__Data to use__

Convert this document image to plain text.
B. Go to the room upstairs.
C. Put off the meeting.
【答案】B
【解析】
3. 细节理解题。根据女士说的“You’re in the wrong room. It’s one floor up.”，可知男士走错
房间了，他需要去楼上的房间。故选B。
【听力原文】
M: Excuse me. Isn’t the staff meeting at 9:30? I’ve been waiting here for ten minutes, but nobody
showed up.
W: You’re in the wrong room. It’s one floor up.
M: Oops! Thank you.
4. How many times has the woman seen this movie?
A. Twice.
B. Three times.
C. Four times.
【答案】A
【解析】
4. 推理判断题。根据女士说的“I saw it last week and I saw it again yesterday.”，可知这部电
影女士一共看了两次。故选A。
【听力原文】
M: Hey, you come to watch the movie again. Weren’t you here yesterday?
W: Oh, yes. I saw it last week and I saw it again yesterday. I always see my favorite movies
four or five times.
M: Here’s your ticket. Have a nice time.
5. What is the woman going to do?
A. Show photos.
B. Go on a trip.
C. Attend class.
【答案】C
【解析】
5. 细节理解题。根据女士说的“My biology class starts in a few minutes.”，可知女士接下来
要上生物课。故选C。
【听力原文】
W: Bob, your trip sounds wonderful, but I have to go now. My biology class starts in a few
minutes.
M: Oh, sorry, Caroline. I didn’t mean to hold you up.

__What needs to be done__
Copy every line of the records above that contains "yesterday".

__Answer to this problem__
4. 推理判断题。根据女士说的“I saw it last week and I saw it again yesterday.”，可知这部电
M: Hey, you come to watch the movie again. Weren’t you here yesterday?
W: Oh, yes. I saw it last week and I saw it again yesterday. I always see my favorite movies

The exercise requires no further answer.